## SUPPLIED ENTRIES
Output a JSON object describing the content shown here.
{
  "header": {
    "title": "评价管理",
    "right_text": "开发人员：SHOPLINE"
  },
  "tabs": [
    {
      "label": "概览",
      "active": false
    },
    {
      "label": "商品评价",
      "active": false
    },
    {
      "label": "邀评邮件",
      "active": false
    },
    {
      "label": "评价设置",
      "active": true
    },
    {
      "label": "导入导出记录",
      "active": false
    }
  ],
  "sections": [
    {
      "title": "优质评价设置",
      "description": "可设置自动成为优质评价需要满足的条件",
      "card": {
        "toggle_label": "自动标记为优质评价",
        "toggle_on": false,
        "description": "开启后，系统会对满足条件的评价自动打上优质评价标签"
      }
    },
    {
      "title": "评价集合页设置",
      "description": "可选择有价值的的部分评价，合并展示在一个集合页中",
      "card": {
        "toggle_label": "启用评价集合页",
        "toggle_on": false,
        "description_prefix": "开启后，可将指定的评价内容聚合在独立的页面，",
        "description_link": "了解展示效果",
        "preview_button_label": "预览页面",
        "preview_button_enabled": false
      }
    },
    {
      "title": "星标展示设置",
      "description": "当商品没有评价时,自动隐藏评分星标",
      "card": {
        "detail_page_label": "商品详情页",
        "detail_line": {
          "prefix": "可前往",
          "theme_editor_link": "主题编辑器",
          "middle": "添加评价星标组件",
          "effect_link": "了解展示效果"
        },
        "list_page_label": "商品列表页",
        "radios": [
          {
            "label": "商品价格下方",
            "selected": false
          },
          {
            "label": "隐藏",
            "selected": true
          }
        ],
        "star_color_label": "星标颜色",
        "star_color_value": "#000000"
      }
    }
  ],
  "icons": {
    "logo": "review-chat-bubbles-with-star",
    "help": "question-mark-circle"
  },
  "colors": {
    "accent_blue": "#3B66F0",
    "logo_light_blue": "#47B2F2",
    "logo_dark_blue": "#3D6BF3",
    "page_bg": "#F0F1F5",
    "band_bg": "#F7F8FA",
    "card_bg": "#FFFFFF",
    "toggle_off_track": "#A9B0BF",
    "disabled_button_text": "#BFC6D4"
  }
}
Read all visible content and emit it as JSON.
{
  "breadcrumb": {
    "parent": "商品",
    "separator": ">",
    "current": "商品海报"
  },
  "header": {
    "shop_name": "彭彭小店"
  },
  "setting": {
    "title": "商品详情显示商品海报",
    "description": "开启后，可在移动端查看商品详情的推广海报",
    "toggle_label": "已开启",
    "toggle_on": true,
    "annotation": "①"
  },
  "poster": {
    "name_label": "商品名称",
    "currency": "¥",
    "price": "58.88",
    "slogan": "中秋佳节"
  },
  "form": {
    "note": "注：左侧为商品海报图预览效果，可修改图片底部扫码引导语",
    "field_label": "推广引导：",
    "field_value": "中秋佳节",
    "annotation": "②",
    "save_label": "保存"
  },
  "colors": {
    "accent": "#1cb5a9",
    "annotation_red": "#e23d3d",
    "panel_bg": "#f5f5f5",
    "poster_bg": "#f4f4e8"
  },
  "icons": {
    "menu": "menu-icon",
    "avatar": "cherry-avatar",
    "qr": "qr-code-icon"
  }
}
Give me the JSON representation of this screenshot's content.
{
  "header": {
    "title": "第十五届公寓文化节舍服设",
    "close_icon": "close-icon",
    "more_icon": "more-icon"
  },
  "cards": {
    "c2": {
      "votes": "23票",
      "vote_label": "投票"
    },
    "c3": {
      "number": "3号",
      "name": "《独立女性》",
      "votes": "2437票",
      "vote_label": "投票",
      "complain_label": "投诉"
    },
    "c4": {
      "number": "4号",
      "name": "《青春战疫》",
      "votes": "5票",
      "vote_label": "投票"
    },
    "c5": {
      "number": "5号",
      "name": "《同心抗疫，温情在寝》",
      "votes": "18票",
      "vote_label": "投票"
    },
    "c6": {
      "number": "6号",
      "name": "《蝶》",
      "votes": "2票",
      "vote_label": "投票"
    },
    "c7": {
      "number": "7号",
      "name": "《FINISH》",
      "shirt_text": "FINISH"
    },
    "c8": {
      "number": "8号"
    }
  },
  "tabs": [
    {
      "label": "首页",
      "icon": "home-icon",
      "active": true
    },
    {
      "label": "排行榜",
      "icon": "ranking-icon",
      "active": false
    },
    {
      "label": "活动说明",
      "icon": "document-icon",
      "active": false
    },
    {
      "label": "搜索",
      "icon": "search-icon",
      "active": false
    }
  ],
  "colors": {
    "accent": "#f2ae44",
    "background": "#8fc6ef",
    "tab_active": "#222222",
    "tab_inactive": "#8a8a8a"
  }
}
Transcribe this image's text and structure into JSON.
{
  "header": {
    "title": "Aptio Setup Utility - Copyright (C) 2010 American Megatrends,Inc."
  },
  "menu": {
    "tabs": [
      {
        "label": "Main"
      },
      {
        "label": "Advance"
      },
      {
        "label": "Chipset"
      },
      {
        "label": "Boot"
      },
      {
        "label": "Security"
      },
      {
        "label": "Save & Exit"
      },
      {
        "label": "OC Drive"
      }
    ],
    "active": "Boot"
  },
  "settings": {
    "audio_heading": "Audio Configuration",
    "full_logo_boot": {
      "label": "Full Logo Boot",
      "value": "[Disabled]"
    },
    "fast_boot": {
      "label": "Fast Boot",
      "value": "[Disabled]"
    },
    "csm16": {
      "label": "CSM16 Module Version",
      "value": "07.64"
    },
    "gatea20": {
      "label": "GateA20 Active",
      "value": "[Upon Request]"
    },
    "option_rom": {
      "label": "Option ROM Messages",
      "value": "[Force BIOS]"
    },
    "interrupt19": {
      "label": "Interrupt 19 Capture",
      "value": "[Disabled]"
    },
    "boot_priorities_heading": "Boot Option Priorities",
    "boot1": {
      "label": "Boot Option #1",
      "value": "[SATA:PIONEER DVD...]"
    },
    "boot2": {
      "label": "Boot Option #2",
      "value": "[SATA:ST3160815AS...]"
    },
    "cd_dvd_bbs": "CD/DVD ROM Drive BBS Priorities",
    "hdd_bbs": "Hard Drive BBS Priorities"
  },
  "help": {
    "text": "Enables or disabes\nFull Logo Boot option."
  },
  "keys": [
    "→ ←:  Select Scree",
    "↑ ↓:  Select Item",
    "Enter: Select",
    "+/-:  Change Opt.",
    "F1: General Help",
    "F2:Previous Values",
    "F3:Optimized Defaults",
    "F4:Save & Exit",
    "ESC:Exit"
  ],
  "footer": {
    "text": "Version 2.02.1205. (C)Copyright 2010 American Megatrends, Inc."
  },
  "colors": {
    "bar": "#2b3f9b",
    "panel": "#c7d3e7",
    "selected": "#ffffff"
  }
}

## YOUR OBJECTIVE
Go through the records and gather the lines that hold "Copyright".

## EXERCISE ANSWER
    "title": "Aptio Setup Utility - Copyright (C) 2010 American Megatrends,Inc."
    "text": "Version 2.02.1205. (C)Copyright 2010 American Megatrends, Inc."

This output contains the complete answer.